◆ The task ◆
Locate all lines with the word "VLDL". Copy them.

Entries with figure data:
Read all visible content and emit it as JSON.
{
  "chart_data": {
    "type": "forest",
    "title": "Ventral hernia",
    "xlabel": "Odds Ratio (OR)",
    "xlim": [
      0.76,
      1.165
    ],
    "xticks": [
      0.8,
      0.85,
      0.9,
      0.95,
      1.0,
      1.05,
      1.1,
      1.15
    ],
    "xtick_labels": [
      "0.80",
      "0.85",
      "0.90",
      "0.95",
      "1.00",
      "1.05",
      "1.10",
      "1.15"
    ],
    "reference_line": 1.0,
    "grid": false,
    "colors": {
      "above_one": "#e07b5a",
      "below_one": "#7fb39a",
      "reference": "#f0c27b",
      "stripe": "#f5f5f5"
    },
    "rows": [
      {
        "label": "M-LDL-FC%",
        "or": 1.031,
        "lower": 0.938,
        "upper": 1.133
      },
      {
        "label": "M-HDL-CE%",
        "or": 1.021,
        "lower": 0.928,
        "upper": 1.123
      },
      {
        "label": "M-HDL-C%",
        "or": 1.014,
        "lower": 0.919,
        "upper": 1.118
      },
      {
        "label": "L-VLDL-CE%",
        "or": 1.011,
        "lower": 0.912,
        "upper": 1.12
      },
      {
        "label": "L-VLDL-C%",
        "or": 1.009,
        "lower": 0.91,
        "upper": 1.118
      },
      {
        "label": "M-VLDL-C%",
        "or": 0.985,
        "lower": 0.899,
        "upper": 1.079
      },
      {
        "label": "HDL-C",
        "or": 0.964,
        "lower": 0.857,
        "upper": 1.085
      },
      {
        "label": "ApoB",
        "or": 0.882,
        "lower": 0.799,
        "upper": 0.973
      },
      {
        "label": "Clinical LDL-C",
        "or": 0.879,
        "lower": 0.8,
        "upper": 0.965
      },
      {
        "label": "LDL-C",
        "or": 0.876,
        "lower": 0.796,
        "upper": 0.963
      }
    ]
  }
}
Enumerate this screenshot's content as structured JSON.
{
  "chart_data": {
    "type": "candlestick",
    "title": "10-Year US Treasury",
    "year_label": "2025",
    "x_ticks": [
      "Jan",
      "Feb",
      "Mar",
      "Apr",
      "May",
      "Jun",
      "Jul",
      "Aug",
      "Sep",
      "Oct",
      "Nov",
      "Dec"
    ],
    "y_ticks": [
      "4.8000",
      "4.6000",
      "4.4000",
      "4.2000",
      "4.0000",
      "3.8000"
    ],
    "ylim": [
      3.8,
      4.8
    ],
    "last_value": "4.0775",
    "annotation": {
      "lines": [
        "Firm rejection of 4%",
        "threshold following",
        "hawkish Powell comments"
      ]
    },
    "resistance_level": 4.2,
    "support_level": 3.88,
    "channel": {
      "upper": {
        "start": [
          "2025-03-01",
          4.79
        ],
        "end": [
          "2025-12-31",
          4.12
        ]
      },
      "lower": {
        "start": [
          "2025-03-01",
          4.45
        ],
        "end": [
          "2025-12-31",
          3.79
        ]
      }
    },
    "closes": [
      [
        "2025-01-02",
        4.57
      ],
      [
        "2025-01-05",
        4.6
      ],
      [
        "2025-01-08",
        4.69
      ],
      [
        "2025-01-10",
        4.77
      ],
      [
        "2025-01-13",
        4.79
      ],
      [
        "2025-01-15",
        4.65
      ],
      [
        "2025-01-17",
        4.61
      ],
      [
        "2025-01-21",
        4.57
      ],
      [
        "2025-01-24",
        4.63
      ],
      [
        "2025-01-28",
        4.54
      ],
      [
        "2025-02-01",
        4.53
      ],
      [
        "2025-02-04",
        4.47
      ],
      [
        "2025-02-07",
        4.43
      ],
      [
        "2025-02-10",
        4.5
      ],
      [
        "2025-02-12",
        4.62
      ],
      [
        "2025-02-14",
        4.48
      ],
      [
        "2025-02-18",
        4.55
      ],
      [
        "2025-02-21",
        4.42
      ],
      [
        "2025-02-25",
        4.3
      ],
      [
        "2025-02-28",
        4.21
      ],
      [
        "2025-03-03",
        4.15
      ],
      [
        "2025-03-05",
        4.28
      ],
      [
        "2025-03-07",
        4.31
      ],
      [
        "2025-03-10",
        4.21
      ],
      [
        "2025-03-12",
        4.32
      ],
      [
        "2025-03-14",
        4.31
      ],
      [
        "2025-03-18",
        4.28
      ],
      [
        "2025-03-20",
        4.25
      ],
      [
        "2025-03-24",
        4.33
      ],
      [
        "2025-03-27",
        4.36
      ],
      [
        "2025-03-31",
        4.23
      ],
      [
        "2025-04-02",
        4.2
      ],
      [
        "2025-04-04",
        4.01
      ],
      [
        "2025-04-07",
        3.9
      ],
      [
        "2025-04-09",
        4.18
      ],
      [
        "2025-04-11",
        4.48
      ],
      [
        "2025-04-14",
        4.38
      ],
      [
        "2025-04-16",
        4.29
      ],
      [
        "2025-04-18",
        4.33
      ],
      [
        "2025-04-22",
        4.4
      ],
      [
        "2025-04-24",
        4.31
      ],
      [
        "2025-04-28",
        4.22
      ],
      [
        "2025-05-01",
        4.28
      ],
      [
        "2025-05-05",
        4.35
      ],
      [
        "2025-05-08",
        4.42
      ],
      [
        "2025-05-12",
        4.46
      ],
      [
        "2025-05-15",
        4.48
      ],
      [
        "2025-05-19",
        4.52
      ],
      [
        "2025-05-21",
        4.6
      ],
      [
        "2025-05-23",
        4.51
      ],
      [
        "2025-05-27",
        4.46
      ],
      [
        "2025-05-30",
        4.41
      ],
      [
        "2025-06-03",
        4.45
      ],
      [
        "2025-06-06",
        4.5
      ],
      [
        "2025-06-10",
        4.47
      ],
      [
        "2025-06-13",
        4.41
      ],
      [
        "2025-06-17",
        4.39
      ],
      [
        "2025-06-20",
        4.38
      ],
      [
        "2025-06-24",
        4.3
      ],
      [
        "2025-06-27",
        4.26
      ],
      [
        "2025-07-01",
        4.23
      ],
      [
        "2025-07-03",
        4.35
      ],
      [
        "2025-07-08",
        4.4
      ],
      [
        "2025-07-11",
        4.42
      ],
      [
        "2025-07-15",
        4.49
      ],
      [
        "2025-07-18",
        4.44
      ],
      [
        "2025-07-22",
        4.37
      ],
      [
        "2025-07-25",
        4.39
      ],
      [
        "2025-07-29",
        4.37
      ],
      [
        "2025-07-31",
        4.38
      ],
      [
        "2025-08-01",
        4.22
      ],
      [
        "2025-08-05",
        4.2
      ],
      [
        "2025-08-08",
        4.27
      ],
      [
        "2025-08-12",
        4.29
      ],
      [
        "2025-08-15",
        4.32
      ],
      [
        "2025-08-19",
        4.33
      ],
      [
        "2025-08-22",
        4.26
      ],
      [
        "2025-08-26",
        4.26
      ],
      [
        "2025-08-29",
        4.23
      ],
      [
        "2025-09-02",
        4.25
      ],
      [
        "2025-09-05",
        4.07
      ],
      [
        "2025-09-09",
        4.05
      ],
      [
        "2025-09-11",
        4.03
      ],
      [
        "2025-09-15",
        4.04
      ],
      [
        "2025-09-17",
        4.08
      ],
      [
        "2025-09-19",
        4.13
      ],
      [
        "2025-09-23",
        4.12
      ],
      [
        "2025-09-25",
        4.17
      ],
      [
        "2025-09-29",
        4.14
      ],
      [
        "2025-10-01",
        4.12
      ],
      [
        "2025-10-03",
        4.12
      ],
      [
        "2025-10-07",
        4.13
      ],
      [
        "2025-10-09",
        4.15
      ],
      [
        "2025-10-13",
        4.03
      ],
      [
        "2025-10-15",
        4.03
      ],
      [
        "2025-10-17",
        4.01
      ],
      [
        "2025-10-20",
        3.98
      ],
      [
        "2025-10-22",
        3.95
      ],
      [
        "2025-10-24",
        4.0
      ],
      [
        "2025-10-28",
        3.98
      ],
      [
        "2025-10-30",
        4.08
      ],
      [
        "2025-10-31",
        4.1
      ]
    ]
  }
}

◆ Task result ◆
        "label": "L-VLDL-CE%",
        "label": "L-VLDL-C%",
        "label": "M-VLDL-C%",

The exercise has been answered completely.